Aufgabe: Kannst du die folgende Auflistung vollständig und Zeile für Zeile unverändert wiederholen?

Daten:
····················

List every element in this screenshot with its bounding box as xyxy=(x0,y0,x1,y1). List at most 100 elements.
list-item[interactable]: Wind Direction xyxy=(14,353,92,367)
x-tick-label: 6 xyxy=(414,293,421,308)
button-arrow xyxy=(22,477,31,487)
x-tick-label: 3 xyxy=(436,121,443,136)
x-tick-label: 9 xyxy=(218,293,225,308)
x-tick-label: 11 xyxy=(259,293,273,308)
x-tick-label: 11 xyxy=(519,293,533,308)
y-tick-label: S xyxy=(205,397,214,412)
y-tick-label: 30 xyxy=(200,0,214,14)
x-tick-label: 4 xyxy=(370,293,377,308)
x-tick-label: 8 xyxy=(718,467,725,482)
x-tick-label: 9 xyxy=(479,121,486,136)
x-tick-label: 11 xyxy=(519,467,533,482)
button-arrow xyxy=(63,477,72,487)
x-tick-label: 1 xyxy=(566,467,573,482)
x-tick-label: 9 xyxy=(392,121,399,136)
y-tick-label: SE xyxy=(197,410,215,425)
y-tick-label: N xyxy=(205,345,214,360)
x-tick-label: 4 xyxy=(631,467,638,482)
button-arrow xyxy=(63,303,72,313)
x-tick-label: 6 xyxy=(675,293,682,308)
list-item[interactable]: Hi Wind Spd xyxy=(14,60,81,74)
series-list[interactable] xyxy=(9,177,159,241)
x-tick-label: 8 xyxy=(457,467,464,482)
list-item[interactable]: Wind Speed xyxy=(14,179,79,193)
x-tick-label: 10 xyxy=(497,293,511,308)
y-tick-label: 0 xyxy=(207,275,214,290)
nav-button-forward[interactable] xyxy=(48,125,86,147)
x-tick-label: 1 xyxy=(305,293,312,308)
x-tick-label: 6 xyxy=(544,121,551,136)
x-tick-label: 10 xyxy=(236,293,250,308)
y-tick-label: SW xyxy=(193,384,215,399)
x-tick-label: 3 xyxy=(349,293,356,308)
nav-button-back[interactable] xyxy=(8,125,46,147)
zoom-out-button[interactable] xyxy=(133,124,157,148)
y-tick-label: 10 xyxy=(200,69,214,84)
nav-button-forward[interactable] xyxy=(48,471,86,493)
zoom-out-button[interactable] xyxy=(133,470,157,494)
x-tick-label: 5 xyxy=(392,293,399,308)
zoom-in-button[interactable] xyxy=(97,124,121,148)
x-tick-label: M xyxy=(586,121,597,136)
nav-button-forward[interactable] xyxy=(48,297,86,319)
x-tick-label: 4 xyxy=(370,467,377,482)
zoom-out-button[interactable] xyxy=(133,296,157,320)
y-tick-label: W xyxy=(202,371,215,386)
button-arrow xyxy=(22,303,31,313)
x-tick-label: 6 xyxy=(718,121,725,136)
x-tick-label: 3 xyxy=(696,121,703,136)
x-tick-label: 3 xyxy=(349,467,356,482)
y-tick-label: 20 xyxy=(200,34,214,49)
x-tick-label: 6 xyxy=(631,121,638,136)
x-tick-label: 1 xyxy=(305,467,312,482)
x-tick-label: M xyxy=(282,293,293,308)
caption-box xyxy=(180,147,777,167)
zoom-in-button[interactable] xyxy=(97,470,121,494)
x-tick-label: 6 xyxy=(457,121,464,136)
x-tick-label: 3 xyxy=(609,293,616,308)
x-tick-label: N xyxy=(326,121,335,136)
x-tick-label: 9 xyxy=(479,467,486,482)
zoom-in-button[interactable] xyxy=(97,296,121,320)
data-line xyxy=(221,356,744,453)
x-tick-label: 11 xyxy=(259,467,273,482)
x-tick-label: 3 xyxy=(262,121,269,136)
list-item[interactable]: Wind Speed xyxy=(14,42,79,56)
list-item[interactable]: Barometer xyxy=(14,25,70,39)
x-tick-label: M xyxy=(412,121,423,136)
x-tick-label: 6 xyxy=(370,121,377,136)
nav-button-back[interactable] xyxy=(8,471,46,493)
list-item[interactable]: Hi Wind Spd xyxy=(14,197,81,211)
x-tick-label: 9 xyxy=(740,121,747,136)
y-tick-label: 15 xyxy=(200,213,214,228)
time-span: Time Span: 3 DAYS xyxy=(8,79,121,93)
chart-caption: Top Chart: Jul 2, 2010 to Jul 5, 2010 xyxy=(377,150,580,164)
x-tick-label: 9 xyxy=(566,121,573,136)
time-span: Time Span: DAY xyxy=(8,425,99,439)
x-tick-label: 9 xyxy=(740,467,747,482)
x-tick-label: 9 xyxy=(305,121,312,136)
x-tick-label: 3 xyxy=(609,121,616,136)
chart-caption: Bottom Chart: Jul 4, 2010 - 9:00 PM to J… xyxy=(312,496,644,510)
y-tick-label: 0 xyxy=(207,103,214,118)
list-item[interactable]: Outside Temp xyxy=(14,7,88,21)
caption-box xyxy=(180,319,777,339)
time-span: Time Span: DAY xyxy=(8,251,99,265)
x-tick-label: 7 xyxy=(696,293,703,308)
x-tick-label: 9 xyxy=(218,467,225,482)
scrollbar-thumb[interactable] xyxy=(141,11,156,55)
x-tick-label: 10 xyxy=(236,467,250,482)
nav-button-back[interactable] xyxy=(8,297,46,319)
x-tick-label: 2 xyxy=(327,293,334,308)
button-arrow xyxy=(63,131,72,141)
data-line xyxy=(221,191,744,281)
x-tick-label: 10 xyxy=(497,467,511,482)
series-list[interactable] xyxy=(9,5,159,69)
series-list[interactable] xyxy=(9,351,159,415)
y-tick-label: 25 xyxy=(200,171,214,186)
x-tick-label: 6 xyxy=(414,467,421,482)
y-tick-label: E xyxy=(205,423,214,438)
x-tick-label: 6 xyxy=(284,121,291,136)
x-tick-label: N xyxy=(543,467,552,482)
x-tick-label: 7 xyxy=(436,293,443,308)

····················

Richtige Antwort:
List every element in this screenshot with its bounding box as xyxy=(x0,y0,x1,y1). List at most 100 elements.
list-item[interactable]: Wind Direction xyxy=(14,353,92,367)
x-tick-label: 6 xyxy=(414,293,421,308)
button-arrow xyxy=(22,477,31,487)
x-tick-label: 3 xyxy=(436,121,443,136)
x-tick-label: 9 xyxy=(218,293,225,308)
x-tick-label: 11 xyxy=(259,293,273,308)
x-tick-label: 11 xyxy=(519,293,533,308)
y-tick-label: S xyxy=(205,397,214,412)
y-tick-label: 30 xyxy=(200,0,214,14)
x-tick-label: 4 xyxy=(370,293,377,308)
x-tick-label: 8 xyxy=(718,467,725,482)
x-tick-label: 9 xyxy=(479,121,486,136)
x-tick-label: 11 xyxy=(519,467,533,482)
button-arrow xyxy=(63,477,72,487)
x-tick-label: 1 xyxy=(566,467,573,482)
x-tick-label: 9 xyxy=(392,121,399,136)
y-tick-label: SE xyxy=(197,410,215,425)
y-tick-label: N xyxy=(205,345,214,360)
x-tick-label: 4 xyxy=(631,467,638,482)
button-arrow xyxy=(63,303,72,313)
x-tick-label: 6 xyxy=(675,293,682,308)
list-item[interactable]: Hi Wind Spd xyxy=(14,60,81,74)
series-list[interactable] xyxy=(9,177,159,241)
x-tick-label: 8 xyxy=(457,467,464,482)
list-item[interactable]: Wind Speed xyxy=(14,179,79,193)
x-tick-label: 10 xyxy=(497,293,511,308)
y-tick-label: 0 xyxy=(207,275,214,290)
nav-button-forward[interactable] xyxy=(48,125,86,147)
x-tick-label: 1 xyxy=(305,293,312,308)
x-tick-label: 6 xyxy=(544,121,551,136)
x-tick-label: 10 xyxy=(236,293,250,308)
y-tick-label: SW xyxy=(193,384,215,399)
x-tick-label: 3 xyxy=(349,293,356,308)
nav-button-back[interactable] xyxy=(8,125,46,147)
zoom-out-button[interactable] xyxy=(133,124,157,148)
y-tick-label: 10 xyxy=(200,69,214,84)
nav-button-forward[interactable] xyxy=(48,471,86,493)
zoom-out-button[interactable] xyxy=(133,470,157,494)
x-tick-label: 5 xyxy=(392,293,399,308)
zoom-in-button[interactable] xyxy=(97,124,121,148)
x-tick-label: M xyxy=(586,121,597,136)
nav-button-forward[interactable] xyxy=(48,297,86,319)
x-tick-label: 4 xyxy=(370,467,377,482)
zoom-out-button[interactable] xyxy=(133,296,157,320)
y-tick-label: W xyxy=(202,371,215,386)
button-arrow xyxy=(22,303,31,313)
x-tick-label: 6 xyxy=(718,121,725,136)
x-tick-label: 3 xyxy=(696,121,703,136)
x-tick-label: 3 xyxy=(349,467,356,482)
y-tick-label: 20 xyxy=(200,34,214,49)
x-tick-label: 6 xyxy=(631,121,638,136)
x-tick-label: 1 xyxy=(305,467,312,482)
x-tick-label: M xyxy=(282,293,293,308)
caption-box xyxy=(180,147,777,167)
zoom-in-button[interactable] xyxy=(97,470,121,494)
x-tick-label: 6 xyxy=(457,121,464,136)
x-tick-label: 3 xyxy=(609,293,616,308)
x-tick-label: N xyxy=(326,121,335,136)
x-tick-label: 9 xyxy=(479,467,486,482)
zoom-in-button[interactable] xyxy=(97,296,121,320)
data-line xyxy=(221,356,744,453)
x-tick-label: 11 xyxy=(259,467,273,482)
x-tick-label: 3 xyxy=(262,121,269,136)
list-item[interactable]: Wind Speed xyxy=(14,42,79,56)
list-item[interactable]: Barometer xyxy=(14,25,70,39)
x-tick-label: M xyxy=(412,121,423,136)
x-tick-label: 6 xyxy=(370,121,377,136)
nav-button-back[interactable] xyxy=(8,471,46,493)
list-item[interactable]: Hi Wind Spd xyxy=(14,197,81,211)
x-tick-label: 9 xyxy=(740,121,747,136)
y-tick-label: 15 xyxy=(200,213,214,228)
time-span: Time Span: 3 DAYS xyxy=(8,79,121,93)
chart-caption: Top Chart: Jul 2, 2010 to Jul 5, 2010 xyxy=(377,150,580,164)
x-tick-label: 9 xyxy=(566,121,573,136)
time-span: Time Span: DAY xyxy=(8,425,99,439)
x-tick-label: 9 xyxy=(740,467,747,482)
x-tick-label: 9 xyxy=(305,121,312,136)
x-tick-label: 3 xyxy=(609,121,616,136)
chart-caption: Bottom Chart: Jul 4, 2010 - 9:00 PM to J… xyxy=(312,496,644,510)
y-tick-label: 0 xyxy=(207,103,214,118)
list-item[interactable]: Outside Temp xyxy=(14,7,88,21)
caption-box xyxy=(180,319,777,339)
time-span: Time Span: DAY xyxy=(8,251,99,265)
x-tick-label: 7 xyxy=(696,293,703,308)
x-tick-label: 9 xyxy=(218,467,225,482)
scrollbar-thumb[interactable] xyxy=(141,11,156,55)
x-tick-label: 10 xyxy=(236,467,250,482)
nav-button-back[interactable] xyxy=(8,297,46,319)
x-tick-label: 2 xyxy=(327,293,334,308)
button-arrow xyxy=(63,131,72,141)
data-line xyxy=(221,191,744,281)
x-tick-label: 10 xyxy=(497,467,511,482)
series-list[interactable] xyxy=(9,5,159,69)
series-list[interactable] xyxy=(9,351,159,415)
y-tick-label: 25 xyxy=(200,171,214,186)
x-tick-label: 6 xyxy=(414,467,421,482)
y-tick-label: E xyxy=(205,423,214,438)
x-tick-label: 6 xyxy=(284,121,291,136)
x-tick-label: N xyxy=(543,467,552,482)
x-tick-label: 7 xyxy=(436,293,443,308)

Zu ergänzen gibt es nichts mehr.